§ What you are asked to do: Every record here needs to be written out again exactly.

--- Start of Stored data ---

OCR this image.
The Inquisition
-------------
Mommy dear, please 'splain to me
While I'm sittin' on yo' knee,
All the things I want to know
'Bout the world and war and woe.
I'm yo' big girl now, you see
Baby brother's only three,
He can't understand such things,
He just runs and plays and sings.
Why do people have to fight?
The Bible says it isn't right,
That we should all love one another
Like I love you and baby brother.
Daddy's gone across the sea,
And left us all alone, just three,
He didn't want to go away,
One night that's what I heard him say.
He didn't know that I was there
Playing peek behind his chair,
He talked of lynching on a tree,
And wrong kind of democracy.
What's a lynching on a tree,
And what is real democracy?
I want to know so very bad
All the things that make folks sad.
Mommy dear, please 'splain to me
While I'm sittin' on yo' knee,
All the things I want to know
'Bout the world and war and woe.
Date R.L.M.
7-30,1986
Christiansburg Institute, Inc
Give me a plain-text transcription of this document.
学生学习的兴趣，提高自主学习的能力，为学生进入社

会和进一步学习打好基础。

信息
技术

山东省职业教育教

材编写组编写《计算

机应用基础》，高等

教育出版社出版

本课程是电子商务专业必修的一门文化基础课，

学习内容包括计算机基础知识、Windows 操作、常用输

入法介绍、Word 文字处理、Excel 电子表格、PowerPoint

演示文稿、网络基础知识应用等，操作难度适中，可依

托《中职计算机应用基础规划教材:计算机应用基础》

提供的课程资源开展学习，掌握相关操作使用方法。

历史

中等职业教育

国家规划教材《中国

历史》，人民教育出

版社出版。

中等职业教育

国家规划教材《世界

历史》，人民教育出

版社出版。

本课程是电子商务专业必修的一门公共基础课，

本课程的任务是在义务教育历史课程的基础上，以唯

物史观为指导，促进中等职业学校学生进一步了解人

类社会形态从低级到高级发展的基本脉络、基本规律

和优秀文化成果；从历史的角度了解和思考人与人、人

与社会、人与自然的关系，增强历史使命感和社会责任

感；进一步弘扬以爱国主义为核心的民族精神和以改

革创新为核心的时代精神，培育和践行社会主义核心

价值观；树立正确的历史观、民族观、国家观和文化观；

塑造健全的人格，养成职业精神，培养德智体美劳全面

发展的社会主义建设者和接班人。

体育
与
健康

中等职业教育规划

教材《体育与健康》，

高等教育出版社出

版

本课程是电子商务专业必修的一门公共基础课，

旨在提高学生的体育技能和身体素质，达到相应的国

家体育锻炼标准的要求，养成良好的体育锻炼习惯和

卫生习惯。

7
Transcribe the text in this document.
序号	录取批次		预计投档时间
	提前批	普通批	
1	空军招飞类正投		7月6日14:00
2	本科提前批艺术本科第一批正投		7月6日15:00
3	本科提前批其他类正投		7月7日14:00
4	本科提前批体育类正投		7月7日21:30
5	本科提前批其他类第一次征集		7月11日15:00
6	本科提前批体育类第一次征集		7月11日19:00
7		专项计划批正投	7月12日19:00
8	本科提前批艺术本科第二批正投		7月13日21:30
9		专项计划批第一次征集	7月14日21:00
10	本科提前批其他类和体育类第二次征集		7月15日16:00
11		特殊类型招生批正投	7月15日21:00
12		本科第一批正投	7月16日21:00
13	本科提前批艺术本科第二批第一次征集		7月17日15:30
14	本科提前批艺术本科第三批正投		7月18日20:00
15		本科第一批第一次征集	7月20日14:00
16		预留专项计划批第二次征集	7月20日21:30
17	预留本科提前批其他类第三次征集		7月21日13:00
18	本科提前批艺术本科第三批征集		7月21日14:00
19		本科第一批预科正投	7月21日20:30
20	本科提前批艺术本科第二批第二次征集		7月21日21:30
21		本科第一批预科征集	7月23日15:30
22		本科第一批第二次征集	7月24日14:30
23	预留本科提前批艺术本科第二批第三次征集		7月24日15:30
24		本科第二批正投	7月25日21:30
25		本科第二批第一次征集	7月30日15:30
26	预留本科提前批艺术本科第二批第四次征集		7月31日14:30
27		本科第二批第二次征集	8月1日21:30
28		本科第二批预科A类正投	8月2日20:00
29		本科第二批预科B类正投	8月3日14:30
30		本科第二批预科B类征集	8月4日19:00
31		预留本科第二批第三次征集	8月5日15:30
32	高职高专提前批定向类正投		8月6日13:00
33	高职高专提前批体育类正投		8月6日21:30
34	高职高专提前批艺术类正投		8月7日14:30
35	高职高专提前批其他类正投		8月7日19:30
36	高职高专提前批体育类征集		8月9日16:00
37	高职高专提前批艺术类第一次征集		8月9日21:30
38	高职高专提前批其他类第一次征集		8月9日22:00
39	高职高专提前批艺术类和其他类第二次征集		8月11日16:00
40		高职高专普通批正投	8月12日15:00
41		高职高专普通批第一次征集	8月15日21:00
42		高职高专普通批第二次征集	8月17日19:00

--- End of Stored data ---

§ Response to the task:
OCR this image.
The Inquisition
-------------
Mommy dear, please 'splain to me
While I'm sittin' on yo' knee,
All the things I want to know
'Bout the world and war and woe.
I'm yo' big girl now, you see
Baby brother's only three,
He can't understand such things,
He just runs and plays and sings.
Why do people have to fight?
The Bible says it isn't right,
That we should all love one another
Like I love you and baby brother.
Daddy's gone across the sea,
And left us all alone, just three,
He didn't want to go away,
One night that's what I heard him say.
He didn't know that I was there
Playing peek behind his chair,
He talked of lynching on a tree,
And wrong kind of democracy.
What's a lynching on a tree,
And what is real democracy?
I want to know so very bad
All the things that make folks sad.
Mommy dear, please 'splain to me
While I'm sittin' on yo' knee,
All the things I want to know
'Bout the world and war and woe.
Date R.L.M.
7-30,1986
Christiansburg Institute, Inc
Give me a plain-text transcription of this document.
学生学习的兴趣，提高自主学习的能力，为学生进入社

会和进一步学习打好基础。

信息
技术

山东省职业教育教

材编写组编写《计算

机应用基础》，高等

教育出版社出版

本课程是电子商务专业必修的一门文化基础课，

学习内容包括计算机基础知识、Windows 操作、常用输

入法介绍、Word 文字处理、Excel 电子表格、PowerPoint

演示文稿、网络基础知识应用等，操作难度适中，可依

托《中职计算机应用基础规划教材:计算机应用基础》

提供的课程资源开展学习，掌握相关操作使用方法。

历史

中等职业教育

国家规划教材《中国

历史》，人民教育出

版社出版。

中等职业教育

国家规划教材《世界

历史》，人民教育出

版社出版。

本课程是电子商务专业必修的一门公共基础课，

本课程的任务是在义务教育历史课程的基础上，以唯

物史观为指导，促进中等职业学校学生进一步了解人

类社会形态从低级到高级发展的基本脉络、基本规律

和优秀文化成果；从历史的角度了解和思考人与人、人

与社会、人与自然的关系，增强历史使命感和社会责任

感；进一步弘扬以爱国主义为核心的民族精神和以改

革创新为核心的时代精神，培育和践行社会主义核心

价值观；树立正确的历史观、民族观、国家观和文化观；

塑造健全的人格，养成职业精神，培养德智体美劳全面

发展的社会主义建设者和接班人。

体育
与
健康

中等职业教育规划

教材《体育与健康》，

高等教育出版社出

版

本课程是电子商务专业必修的一门公共基础课，

旨在提高学生的体育技能和身体素质，达到相应的国

家体育锻炼标准的要求，养成良好的体育锻炼习惯和

卫生习惯。

7
Transcribe the text in this document.
序号	录取批次		预计投档时间
	提前批	普通批	
1	空军招飞类正投		7月6日14:00
2	本科提前批艺术本科第一批正投		7月6日15:00
3	本科提前批其他类正投		7月7日14:00
4	本科提前批体育类正投		7月7日21:30
5	本科提前批其他类第一次征集		7月11日15:00
6	本科提前批体育类第一次征集		7月11日19:00
7		专项计划批正投	7月12日19:00
8	本科提前批艺术本科第二批正投		7月13日21:30
9		专项计划批第一次征集	7月14日21:00
10	本科提前批其他类和体育类第二次征集		7月15日16:00
11		特殊类型招生批正投	7月15日21:00
12		本科第一批正投	7月16日21:00
13	本科提前批艺术本科第二批第一次征集		7月17日15:30
14	本科提前批艺术本科第三批正投		7月18日20:00
15		本科第一批第一次征集	7月20日14:00
16		预留专项计划批第二次征集	7月20日21:30
17	预留本科提前批其他类第三次征集		7月21日13:00
18	本科提前批艺术本科第三批征集		7月21日14:00
19		本科第一批预科正投	7月21日20:30
20	本科提前批艺术本科第二批第二次征集		7月21日21:30
21		本科第一批预科征集	7月23日15:30
22		本科第一批第二次征集	7月24日14:30
23	预留本科提前批艺术本科第二批第三次征集		7月24日15:30
24		本科第二批正投	7月25日21:30
25		本科第二批第一次征集	7月30日15:30
26	预留本科提前批艺术本科第二批第四次征集		7月31日14:30
27		本科第二批第二次征集	8月1日21:30
28		本科第二批预科A类正投	8月2日20:00
29		本科第二批预科B类正投	8月3日14:30
30		本科第二批预科B类征集	8月4日19:00
31		预留本科第二批第三次征集	8月5日15:30
32	高职高专提前批定向类正投		8月6日13:00
33	高职高专提前批体育类正投		8月6日21:30
34	高职高专提前批艺术类正投		8月7日14:30
35	高职高专提前批其他类正投		8月7日19:30
36	高职高专提前批体育类征集		8月9日16:00
37	高职高专提前批艺术类第一次征集		8月9日21:30
38	高职高专提前批其他类第一次征集		8月9日22:00
39	高职高专提前批艺术类和其他类第二次征集		8月11日16:00
40		高职高专普通批正投	8月12日15:00
41		高职高专普通批第一次征集	8月15日21:00
42		高职高专普通批第二次征集	8月17日19:00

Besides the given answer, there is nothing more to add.